■ **Task details**
Where a line holds the string "University", return that line.

• • • • •

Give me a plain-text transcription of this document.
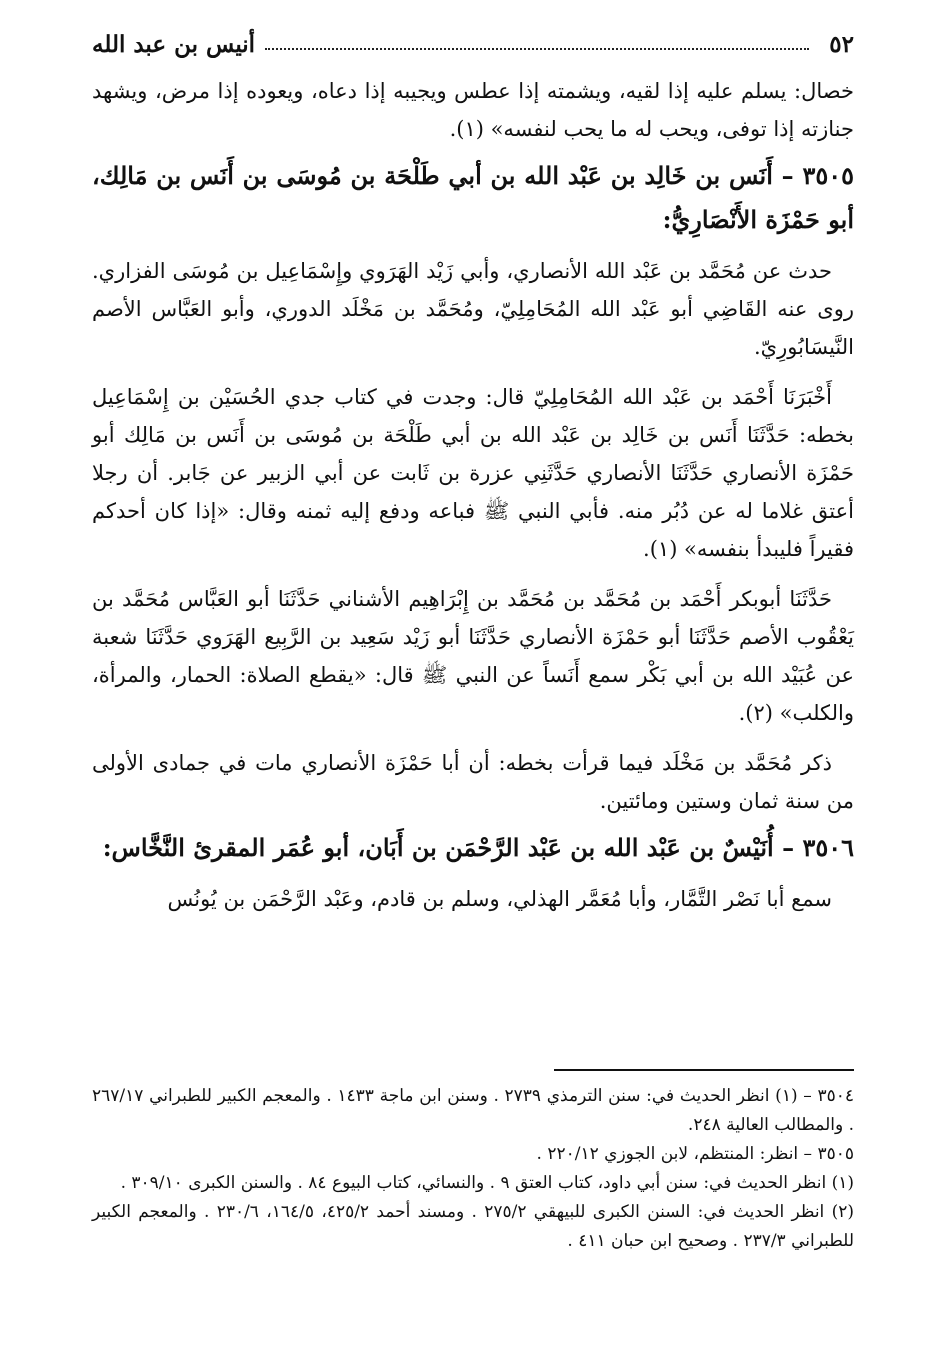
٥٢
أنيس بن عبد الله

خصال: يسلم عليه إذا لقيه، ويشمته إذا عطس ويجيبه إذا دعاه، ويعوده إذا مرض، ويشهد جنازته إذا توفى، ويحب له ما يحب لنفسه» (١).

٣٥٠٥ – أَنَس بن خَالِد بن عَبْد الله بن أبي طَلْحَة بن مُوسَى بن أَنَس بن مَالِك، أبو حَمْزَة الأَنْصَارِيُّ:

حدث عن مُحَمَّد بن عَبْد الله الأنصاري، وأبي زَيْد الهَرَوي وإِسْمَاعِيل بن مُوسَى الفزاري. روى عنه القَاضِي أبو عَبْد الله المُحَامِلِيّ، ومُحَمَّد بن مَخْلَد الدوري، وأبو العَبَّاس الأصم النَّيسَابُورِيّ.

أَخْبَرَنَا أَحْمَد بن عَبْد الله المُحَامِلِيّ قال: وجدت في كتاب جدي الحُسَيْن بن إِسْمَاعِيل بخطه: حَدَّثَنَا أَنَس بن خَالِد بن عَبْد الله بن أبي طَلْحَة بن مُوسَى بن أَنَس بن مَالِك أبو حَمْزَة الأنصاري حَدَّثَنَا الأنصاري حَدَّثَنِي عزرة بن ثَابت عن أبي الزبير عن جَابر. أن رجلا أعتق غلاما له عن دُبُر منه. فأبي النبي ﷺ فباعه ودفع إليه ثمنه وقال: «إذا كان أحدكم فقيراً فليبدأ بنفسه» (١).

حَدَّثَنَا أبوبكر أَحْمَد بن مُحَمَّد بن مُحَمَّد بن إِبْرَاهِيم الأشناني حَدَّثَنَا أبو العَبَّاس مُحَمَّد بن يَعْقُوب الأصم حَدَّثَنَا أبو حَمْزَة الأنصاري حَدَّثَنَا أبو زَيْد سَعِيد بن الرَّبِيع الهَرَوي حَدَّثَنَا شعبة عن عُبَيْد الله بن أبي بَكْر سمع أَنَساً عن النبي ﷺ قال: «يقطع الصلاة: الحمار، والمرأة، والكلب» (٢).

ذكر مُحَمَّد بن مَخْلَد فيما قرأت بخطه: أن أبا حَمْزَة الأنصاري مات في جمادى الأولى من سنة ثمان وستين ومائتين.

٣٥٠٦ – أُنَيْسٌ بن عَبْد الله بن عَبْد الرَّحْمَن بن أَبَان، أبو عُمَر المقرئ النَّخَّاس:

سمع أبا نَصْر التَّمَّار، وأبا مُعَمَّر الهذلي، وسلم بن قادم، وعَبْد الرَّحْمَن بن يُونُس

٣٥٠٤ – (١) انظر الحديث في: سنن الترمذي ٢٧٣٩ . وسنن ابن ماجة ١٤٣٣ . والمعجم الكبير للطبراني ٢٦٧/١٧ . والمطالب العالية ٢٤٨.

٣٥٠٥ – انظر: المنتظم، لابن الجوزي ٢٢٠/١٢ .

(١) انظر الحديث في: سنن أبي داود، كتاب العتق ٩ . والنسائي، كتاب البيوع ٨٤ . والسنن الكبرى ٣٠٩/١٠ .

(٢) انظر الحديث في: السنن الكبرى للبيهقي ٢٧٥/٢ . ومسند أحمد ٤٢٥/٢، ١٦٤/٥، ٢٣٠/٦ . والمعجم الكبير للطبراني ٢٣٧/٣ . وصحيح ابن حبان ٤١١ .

• • • • •

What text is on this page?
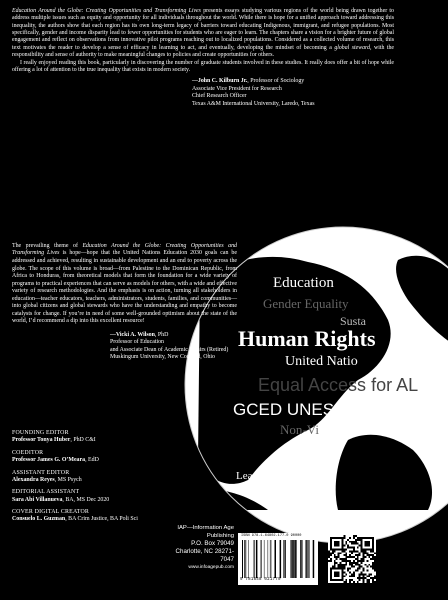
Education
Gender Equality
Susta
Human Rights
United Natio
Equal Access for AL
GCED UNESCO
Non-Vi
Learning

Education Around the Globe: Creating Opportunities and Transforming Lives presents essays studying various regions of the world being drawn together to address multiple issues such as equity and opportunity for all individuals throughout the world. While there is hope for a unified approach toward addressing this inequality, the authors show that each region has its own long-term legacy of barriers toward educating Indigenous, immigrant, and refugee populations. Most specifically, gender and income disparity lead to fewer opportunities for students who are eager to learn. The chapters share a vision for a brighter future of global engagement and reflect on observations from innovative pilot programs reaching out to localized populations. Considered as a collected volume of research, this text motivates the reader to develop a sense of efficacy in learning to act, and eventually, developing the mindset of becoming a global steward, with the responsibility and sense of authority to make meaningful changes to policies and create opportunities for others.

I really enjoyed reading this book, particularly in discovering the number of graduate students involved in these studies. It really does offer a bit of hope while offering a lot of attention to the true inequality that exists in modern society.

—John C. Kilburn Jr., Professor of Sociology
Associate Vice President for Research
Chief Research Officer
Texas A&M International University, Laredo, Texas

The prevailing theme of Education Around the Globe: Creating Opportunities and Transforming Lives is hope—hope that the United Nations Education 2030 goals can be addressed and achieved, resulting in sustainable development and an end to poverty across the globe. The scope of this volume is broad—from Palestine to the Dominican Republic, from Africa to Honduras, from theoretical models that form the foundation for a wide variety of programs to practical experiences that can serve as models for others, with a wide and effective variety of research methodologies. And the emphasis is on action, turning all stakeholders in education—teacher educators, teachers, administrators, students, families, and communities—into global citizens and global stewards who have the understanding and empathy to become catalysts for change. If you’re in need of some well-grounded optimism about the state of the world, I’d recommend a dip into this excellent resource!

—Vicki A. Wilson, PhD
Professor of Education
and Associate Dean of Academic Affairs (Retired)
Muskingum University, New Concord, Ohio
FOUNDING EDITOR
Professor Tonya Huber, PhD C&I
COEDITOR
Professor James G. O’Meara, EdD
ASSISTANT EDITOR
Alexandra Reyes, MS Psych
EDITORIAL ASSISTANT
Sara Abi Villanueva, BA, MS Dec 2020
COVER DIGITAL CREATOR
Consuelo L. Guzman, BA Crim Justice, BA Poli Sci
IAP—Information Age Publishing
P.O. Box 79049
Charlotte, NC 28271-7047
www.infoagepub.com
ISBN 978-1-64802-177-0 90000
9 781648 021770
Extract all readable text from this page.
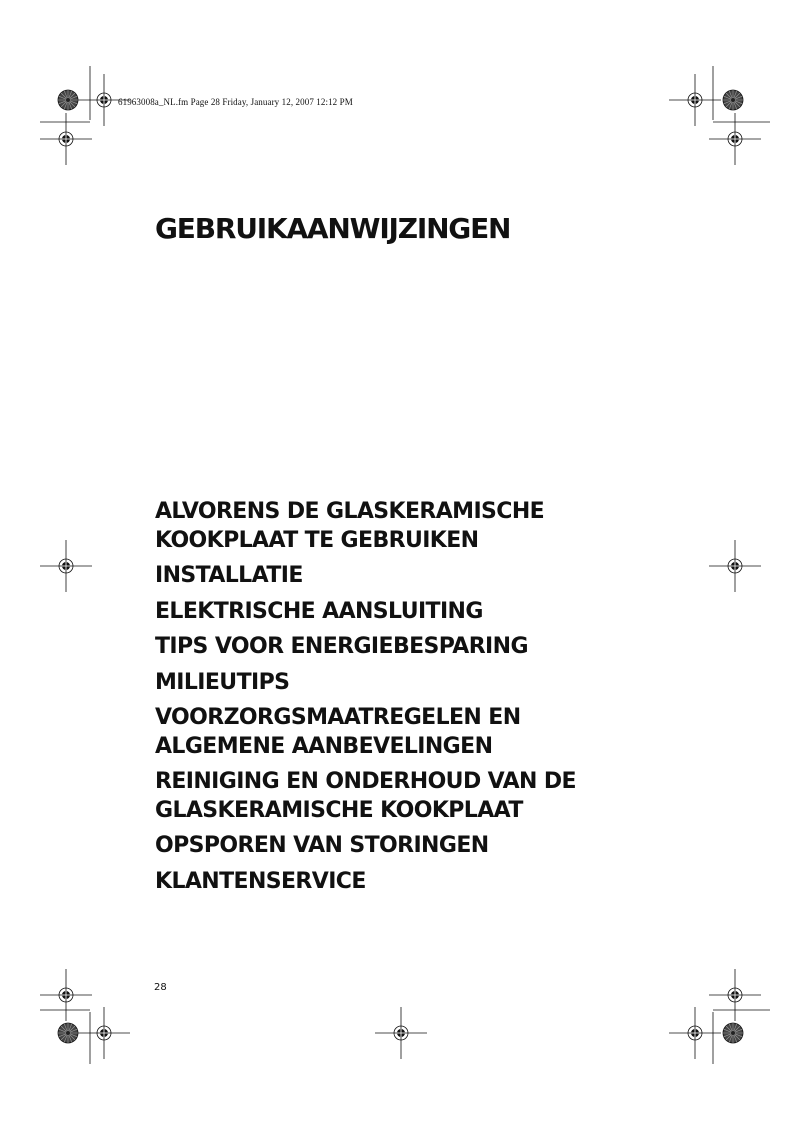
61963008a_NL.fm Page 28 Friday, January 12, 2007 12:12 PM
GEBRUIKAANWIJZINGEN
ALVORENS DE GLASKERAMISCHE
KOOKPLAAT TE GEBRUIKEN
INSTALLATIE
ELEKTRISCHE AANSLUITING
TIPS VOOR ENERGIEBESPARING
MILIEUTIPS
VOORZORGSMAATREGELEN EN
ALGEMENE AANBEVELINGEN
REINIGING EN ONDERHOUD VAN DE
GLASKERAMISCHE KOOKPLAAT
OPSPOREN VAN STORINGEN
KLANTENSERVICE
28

• • • • •

■ **The solution**
Texas A&M International University, Laredo, Texas
Muskingum University, New Concord, Ohio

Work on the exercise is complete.